| WRITTEN TASK |
Below are some records; return each one exactly.

*** WORKING DATA

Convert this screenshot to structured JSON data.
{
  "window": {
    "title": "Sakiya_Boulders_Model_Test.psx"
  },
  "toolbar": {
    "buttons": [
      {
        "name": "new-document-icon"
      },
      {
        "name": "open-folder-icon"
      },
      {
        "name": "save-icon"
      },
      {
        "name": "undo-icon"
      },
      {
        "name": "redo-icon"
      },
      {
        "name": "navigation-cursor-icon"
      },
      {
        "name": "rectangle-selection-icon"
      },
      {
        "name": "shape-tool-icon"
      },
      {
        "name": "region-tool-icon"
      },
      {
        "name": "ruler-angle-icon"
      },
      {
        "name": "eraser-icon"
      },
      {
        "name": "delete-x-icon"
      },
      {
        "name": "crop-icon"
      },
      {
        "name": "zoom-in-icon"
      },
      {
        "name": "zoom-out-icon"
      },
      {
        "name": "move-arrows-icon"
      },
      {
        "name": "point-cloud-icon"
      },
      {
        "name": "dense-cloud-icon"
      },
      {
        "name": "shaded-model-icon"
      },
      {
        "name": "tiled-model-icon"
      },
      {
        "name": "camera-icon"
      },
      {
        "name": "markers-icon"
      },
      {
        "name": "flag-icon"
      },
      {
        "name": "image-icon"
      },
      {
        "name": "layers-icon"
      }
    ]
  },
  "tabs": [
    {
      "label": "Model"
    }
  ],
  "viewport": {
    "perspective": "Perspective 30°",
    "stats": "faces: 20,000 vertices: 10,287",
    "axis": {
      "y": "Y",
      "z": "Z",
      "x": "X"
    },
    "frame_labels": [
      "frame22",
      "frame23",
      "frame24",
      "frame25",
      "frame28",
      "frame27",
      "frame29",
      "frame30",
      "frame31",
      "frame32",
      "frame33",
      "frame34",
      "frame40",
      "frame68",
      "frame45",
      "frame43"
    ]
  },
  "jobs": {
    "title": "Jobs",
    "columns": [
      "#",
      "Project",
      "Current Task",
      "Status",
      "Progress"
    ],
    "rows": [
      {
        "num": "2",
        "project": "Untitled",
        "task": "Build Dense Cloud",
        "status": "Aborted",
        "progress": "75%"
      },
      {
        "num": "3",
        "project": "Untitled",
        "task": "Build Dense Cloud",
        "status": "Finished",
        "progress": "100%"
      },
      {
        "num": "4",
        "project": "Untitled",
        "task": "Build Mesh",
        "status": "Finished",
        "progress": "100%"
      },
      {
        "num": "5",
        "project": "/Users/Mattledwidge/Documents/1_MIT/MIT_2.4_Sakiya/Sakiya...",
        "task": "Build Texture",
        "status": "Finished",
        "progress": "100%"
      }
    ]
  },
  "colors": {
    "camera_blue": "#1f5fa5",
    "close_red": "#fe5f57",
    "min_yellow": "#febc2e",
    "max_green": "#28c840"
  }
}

******

| WRITTEN ANSWER |
Convert this screenshot to structured JSON data.
{
  "window": {
    "title": "Sakiya_Boulders_Model_Test.psx"
  },
  "toolbar": {
    "buttons": [
      {
        "name": "new-document-icon"
      },
      {
        "name": "open-folder-icon"
      },
      {
        "name": "save-icon"
      },
      {
        "name": "undo-icon"
      },
      {
        "name": "redo-icon"
      },
      {
        "name": "navigation-cursor-icon"
      },
      {
        "name": "rectangle-selection-icon"
      },
      {
        "name": "shape-tool-icon"
      },
      {
        "name": "region-tool-icon"
      },
      {
        "name": "ruler-angle-icon"
      },
      {
        "name": "eraser-icon"
      },
      {
        "name": "delete-x-icon"
      },
      {
        "name": "crop-icon"
      },
      {
        "name": "zoom-in-icon"
      },
      {
        "name": "zoom-out-icon"
      },
      {
        "name": "move-arrows-icon"
      },
      {
        "name": "point-cloud-icon"
      },
      {
        "name": "dense-cloud-icon"
      },
      {
        "name": "shaded-model-icon"
      },
      {
        "name": "tiled-model-icon"
      },
      {
        "name": "camera-icon"
      },
      {
        "name": "markers-icon"
      },
      {
        "name": "flag-icon"
      },
      {
        "name": "image-icon"
      },
      {
        "name": "layers-icon"
      }
    ]
  },
  "tabs": [
    {
      "label": "Model"
    }
  ],
  "viewport": {
    "perspective": "Perspective 30°",
    "stats": "faces: 20,000 vertices: 10,287",
    "axis": {
      "y": "Y",
      "z": "Z",
      "x": "X"
    },
    "frame_labels": [
      "frame22",
      "frame23",
      "frame24",
      "frame25",
      "frame28",
      "frame27",
      "frame29",
      "frame30",
      "frame31",
      "frame32",
      "frame33",
      "frame34",
      "frame40",
      "frame68",
      "frame45",
      "frame43"
    ]
  },
  "jobs": {
    "title": "Jobs",
    "columns": [
      "#",
      "Project",
      "Current Task",
      "Status",
      "Progress"
    ],
    "rows": [
      {
        "num": "2",
        "project": "Untitled",
        "task": "Build Dense Cloud",
        "status": "Aborted",
        "progress": "75%"
      },
      {
        "num": "3",
        "project": "Untitled",
        "task": "Build Dense Cloud",
        "status": "Finished",
        "progress": "100%"
      },
      {
        "num": "4",
        "project": "Untitled",
        "task": "Build Mesh",
        "status": "Finished",
        "progress": "100%"
      },
      {
        "num": "5",
        "project": "/Users/Mattledwidge/Documents/1_MIT/MIT_2.4_Sakiya/Sakiya...",
        "task": "Build Texture",
        "status": "Finished",
        "progress": "100%"
      }
    ]
  },
  "colors": {
    "camera_blue": "#1f5fa5",
    "close_red": "#fe5f57",
    "min_yellow": "#febc2e",
    "max_green": "#28c840"
  }
}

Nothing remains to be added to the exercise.